**JOB:** Scan the data below. Pull out each line where "this" occurs.

-----

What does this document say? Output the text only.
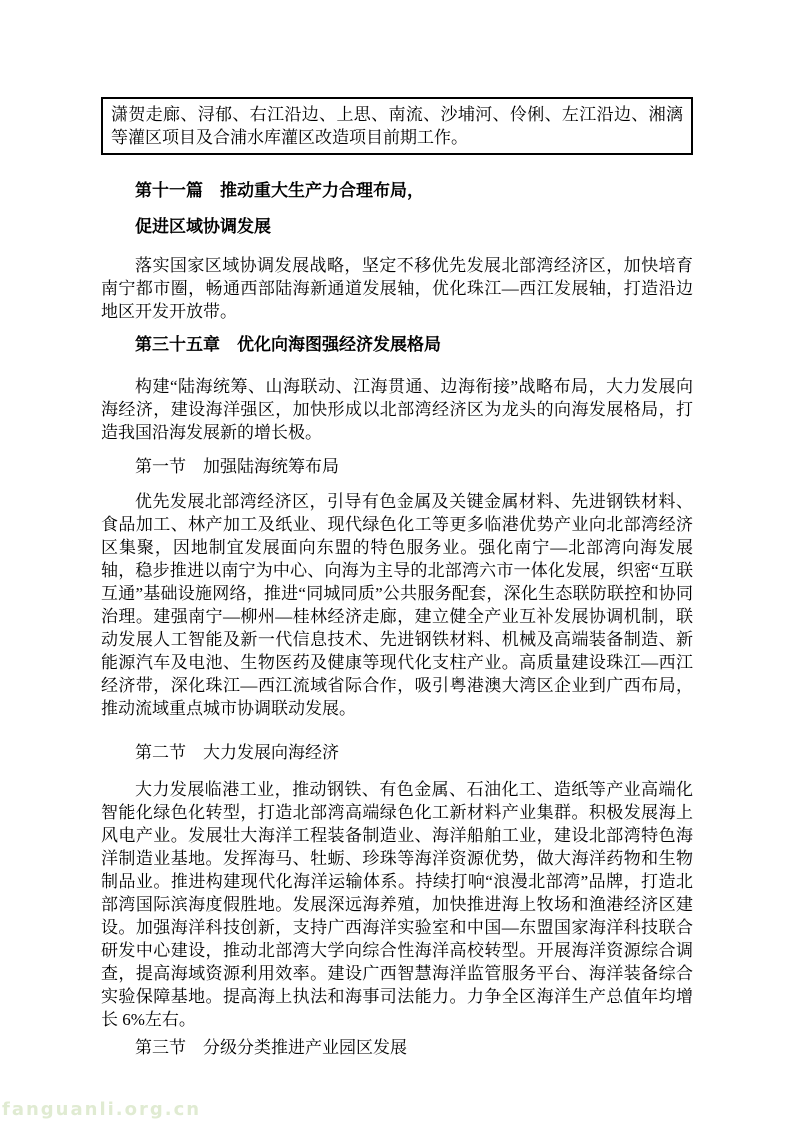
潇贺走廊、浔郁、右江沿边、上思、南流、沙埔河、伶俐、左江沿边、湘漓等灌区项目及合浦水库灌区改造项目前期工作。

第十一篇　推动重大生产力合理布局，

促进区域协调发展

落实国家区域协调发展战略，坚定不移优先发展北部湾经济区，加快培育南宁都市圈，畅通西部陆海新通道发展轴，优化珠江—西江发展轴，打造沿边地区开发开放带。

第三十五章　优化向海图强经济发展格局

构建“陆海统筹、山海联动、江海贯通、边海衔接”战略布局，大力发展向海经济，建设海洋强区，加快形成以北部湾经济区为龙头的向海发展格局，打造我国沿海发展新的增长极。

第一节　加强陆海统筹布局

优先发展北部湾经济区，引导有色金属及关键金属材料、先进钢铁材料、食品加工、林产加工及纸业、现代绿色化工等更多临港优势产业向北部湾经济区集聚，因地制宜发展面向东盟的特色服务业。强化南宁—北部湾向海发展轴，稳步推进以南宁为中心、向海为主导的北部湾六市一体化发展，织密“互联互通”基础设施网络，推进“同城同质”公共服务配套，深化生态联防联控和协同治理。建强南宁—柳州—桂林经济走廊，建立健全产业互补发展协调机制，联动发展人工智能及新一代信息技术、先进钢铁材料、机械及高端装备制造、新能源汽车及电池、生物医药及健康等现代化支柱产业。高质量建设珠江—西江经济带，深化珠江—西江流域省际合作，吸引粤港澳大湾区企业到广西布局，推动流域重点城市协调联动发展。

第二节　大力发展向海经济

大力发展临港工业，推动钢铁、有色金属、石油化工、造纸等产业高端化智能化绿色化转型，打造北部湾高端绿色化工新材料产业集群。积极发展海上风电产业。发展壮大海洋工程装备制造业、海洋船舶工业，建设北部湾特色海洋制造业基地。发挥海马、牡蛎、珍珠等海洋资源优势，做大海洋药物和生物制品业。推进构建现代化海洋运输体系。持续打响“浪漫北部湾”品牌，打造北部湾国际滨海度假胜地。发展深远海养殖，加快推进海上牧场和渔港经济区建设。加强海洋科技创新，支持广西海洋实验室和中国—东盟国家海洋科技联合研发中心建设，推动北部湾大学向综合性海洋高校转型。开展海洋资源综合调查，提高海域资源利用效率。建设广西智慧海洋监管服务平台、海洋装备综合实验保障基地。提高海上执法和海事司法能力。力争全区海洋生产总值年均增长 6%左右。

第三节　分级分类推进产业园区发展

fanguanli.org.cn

-----

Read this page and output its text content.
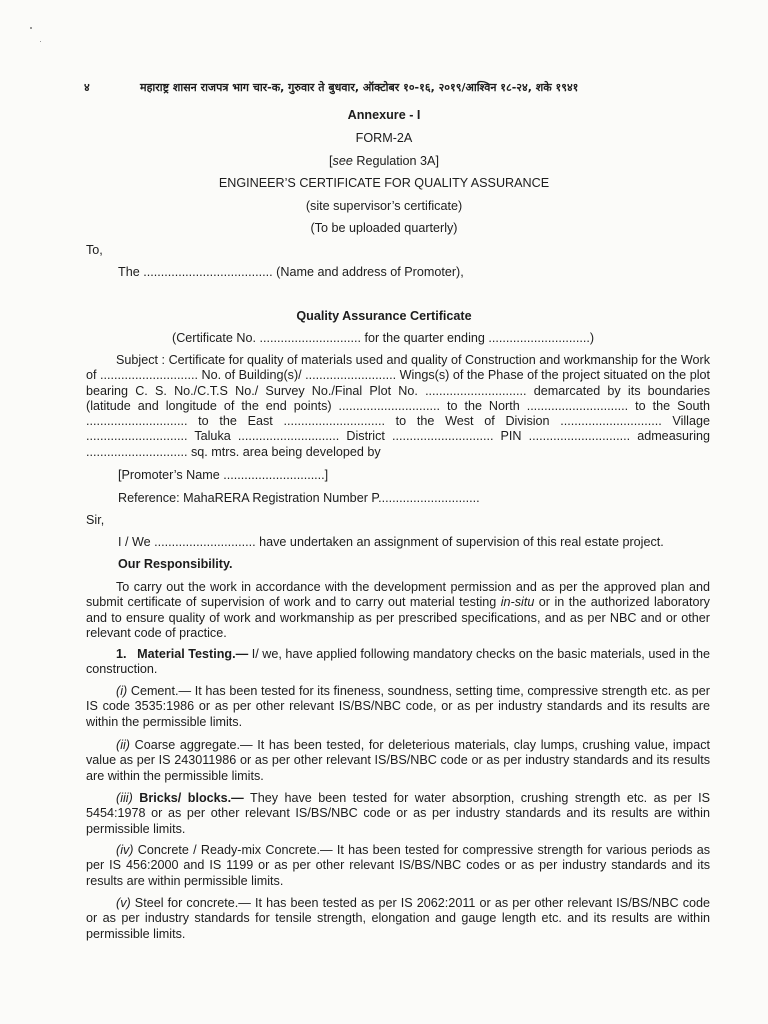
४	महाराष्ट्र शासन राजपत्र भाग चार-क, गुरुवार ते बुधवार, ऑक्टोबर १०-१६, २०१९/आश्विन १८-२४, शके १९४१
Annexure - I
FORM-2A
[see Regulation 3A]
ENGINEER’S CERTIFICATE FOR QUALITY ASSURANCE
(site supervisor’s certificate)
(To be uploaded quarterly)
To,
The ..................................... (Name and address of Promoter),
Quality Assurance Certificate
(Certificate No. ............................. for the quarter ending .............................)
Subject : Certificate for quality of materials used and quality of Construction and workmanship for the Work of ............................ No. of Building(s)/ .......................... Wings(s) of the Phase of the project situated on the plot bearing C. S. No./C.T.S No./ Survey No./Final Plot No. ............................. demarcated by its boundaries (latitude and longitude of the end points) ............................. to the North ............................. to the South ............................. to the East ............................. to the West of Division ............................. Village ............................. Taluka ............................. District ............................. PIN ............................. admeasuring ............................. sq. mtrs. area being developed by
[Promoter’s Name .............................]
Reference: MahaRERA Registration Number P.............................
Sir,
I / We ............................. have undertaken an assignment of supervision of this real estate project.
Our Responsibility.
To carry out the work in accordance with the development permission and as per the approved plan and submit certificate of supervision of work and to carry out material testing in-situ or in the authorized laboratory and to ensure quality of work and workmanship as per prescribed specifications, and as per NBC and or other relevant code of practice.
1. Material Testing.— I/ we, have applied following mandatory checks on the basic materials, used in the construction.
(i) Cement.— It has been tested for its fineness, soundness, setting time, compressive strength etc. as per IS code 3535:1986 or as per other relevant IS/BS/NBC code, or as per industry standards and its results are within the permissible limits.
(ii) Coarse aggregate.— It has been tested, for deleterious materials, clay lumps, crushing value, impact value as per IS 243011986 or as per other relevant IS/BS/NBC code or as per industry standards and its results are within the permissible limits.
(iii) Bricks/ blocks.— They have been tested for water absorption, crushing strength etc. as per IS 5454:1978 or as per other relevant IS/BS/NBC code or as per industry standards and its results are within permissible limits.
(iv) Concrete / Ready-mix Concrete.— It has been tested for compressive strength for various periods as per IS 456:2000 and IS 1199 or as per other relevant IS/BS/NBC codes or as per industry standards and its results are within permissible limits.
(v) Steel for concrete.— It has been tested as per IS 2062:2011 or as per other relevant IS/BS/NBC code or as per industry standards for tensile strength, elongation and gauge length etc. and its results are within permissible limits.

-----

**FINISHED ANSWER:**
What does this document say? Output the text only.
Read this page and output its text content.
I / We ............................. have undertaken an assignment of supervision of this real estate project.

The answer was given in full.